Output the lines that follow exactly as they are.

==== Items ====

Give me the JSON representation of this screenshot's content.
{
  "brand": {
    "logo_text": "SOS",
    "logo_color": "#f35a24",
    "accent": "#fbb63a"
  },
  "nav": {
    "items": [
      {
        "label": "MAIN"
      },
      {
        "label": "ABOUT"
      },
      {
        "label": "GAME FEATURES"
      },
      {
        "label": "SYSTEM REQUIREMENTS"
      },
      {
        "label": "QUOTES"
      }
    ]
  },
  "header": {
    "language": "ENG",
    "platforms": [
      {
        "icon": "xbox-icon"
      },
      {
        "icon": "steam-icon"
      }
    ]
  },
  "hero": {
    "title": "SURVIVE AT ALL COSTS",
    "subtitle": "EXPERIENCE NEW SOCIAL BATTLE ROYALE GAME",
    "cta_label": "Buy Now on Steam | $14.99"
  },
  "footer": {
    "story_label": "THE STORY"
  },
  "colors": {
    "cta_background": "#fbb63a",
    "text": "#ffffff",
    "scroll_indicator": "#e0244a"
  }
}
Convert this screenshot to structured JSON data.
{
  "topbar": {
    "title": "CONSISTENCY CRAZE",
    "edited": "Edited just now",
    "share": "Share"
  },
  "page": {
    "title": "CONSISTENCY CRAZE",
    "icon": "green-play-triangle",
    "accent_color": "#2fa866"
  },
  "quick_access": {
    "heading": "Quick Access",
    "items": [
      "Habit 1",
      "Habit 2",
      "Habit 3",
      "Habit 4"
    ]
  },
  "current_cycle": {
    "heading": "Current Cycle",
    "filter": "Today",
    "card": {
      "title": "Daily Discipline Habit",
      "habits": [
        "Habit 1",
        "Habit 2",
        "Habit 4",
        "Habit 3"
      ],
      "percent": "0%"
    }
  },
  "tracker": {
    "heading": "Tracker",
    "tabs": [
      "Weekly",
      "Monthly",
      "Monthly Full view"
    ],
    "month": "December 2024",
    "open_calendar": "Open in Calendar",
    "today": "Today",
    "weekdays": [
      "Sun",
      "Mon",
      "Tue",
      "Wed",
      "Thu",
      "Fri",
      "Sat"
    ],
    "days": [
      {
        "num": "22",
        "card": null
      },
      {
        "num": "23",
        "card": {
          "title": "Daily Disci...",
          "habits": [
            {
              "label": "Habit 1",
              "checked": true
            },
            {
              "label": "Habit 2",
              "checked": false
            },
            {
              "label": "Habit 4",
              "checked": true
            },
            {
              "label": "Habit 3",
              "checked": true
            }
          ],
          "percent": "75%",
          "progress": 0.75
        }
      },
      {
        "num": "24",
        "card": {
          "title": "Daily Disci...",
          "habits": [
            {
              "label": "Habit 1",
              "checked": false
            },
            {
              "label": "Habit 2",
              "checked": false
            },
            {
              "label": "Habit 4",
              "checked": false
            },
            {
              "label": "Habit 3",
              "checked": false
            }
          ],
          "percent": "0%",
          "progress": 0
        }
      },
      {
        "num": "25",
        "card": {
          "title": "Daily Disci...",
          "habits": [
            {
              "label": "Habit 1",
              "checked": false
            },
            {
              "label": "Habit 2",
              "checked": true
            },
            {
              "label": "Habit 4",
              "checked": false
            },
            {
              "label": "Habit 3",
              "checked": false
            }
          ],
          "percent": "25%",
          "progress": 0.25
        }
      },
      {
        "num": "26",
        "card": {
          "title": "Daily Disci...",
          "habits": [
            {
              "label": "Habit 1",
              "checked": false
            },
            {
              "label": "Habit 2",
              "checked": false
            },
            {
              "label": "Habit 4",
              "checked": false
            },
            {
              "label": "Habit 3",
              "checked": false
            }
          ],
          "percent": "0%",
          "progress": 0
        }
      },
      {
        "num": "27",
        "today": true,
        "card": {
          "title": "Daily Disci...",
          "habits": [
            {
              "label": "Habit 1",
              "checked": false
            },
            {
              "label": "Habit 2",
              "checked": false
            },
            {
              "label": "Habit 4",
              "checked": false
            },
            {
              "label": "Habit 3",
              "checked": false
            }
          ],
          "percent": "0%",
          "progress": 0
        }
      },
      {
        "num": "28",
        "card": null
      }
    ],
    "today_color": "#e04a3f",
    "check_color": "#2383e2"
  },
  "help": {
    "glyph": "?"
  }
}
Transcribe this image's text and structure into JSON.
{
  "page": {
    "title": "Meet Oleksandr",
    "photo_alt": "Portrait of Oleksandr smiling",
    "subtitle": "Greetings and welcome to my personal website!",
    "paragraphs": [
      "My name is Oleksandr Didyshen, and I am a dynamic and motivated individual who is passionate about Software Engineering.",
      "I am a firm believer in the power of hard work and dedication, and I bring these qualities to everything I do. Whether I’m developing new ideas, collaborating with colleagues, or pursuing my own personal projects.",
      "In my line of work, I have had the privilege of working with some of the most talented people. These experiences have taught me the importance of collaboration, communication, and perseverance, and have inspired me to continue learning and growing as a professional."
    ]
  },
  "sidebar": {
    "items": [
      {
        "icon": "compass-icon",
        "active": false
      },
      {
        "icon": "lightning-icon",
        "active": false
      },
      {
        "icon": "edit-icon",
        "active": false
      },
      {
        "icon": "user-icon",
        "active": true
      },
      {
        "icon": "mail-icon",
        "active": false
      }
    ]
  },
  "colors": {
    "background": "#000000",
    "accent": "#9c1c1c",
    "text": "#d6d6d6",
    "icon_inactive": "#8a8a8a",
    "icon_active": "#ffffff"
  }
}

====

● Solution
Give me the JSON representation of this screenshot's content.
{
  "brand": {
    "logo_text": "SOS",
    "logo_color": "#f35a24",
    "accent": "#fbb63a"
  },
  "nav": {
    "items": [
      {
        "label": "MAIN"
      },
      {
        "label": "ABOUT"
      },
      {
        "label": "GAME FEATURES"
      },
      {
        "label": "SYSTEM REQUIREMENTS"
      },
      {
        "label": "QUOTES"
      }
    ]
  },
  "header": {
    "language": "ENG",
    "platforms": [
      {
        "icon": "xbox-icon"
      },
      {
        "icon": "steam-icon"
      }
    ]
  },
  "hero": {
    "title": "SURVIVE AT ALL COSTS",
    "subtitle": "EXPERIENCE NEW SOCIAL BATTLE ROYALE GAME",
    "cta_label": "Buy Now on Steam | $14.99"
  },
  "footer": {
    "story_label": "THE STORY"
  },
  "colors": {
    "cta_background": "#fbb63a",
    "text": "#ffffff",
    "scroll_indicator": "#e0244a"
  }
}
Convert this screenshot to structured JSON data.
{
  "topbar": {
    "title": "CONSISTENCY CRAZE",
    "edited": "Edited just now",
    "share": "Share"
  },
  "page": {
    "title": "CONSISTENCY CRAZE",
    "icon": "green-play-triangle",
    "accent_color": "#2fa866"
  },
  "quick_access": {
    "heading": "Quick Access",
    "items": [
      "Habit 1",
      "Habit 2",
      "Habit 3",
      "Habit 4"
    ]
  },
  "current_cycle": {
    "heading": "Current Cycle",
    "filter": "Today",
    "card": {
      "title": "Daily Discipline Habit",
      "habits": [
        "Habit 1",
        "Habit 2",
        "Habit 4",
        "Habit 3"
      ],
      "percent": "0%"
    }
  },
  "tracker": {
    "heading": "Tracker",
    "tabs": [
      "Weekly",
      "Monthly",
      "Monthly Full view"
    ],
    "month": "December 2024",
    "open_calendar": "Open in Calendar",
    "today": "Today",
    "weekdays": [
      "Sun",
      "Mon",
      "Tue",
      "Wed",
      "Thu",
      "Fri",
      "Sat"
    ],
    "days": [
      {
        "num": "22",
        "card": null
      },
      {
        "num": "23",
        "card": {
          "title": "Daily Disci...",
          "habits": [
            {
              "label": "Habit 1",
              "checked": true
            },
            {
              "label": "Habit 2",
              "checked": false
            },
            {
              "label": "Habit 4",
              "checked": true
            },
            {
              "label": "Habit 3",
              "checked": true
            }
          ],
          "percent": "75%",
          "progress": 0.75
        }
      },
      {
        "num": "24",
        "card": {
          "title": "Daily Disci...",
          "habits": [
            {
              "label": "Habit 1",
              "checked": false
            },
            {
              "label": "Habit 2",
              "checked": false
            },
            {
              "label": "Habit 4",
              "checked": false
            },
            {
              "label": "Habit 3",
              "checked": false
            }
          ],
          "percent": "0%",
          "progress": 0
        }
      },
      {
        "num": "25",
        "card": {
          "title": "Daily Disci...",
          "habits": [
            {
              "label": "Habit 1",
              "checked": false
            },
            {
              "label": "Habit 2",
              "checked": true
            },
            {
              "label": "Habit 4",
              "checked": false
            },
            {
              "label": "Habit 3",
              "checked": false
            }
          ],
          "percent": "25%",
          "progress": 0.25
        }
      },
      {
        "num": "26",
        "card": {
          "title": "Daily Disci...",
          "habits": [
            {
              "label": "Habit 1",
              "checked": false
            },
            {
              "label": "Habit 2",
              "checked": false
            },
            {
              "label": "Habit 4",
              "checked": false
            },
            {
              "label": "Habit 3",
              "checked": false
            }
          ],
          "percent": "0%",
          "progress": 0
        }
      },
      {
        "num": "27",
        "today": true,
        "card": {
          "title": "Daily Disci...",
          "habits": [
            {
              "label": "Habit 1",
              "checked": false
            },
            {
              "label": "Habit 2",
              "checked": false
            },
            {
              "label": "Habit 4",
              "checked": false
            },
            {
              "label": "Habit 3",
              "checked": false
            }
          ],
          "percent": "0%",
          "progress": 0
        }
      },
      {
        "num": "28",
        "card": null
      }
    ],
    "today_color": "#e04a3f",
    "check_color": "#2383e2"
  },
  "help": {
    "glyph": "?"
  }
}
Transcribe this image's text and structure into JSON.
{
  "page": {
    "title": "Meet Oleksandr",
    "photo_alt": "Portrait of Oleksandr smiling",
    "subtitle": "Greetings and welcome to my personal website!",
    "paragraphs": [
      "My name is Oleksandr Didyshen, and I am a dynamic and motivated individual who is passionate about Software Engineering.",
      "I am a firm believer in the power of hard work and dedication, and I bring these qualities to everything I do. Whether I’m developing new ideas, collaborating with colleagues, or pursuing my own personal projects.",
      "In my line of work, I have had the privilege of working with some of the most talented people. These experiences have taught me the importance of collaboration, communication, and perseverance, and have inspired me to continue learning and growing as a professional."
    ]
  },
  "sidebar": {
    "items": [
      {
        "icon": "compass-icon",
        "active": false
      },
      {
        "icon": "lightning-icon",
        "active": false
      },
      {
        "icon": "edit-icon",
        "active": false
      },
      {
        "icon": "user-icon",
        "active": true
      },
      {
        "icon": "mail-icon",
        "active": false
      }
    ]
  },
  "colors": {
    "background": "#000000",
    "accent": "#9c1c1c",
    "text": "#d6d6d6",
    "icon_inactive": "#8a8a8a",
    "icon_active": "#ffffff"
  }
}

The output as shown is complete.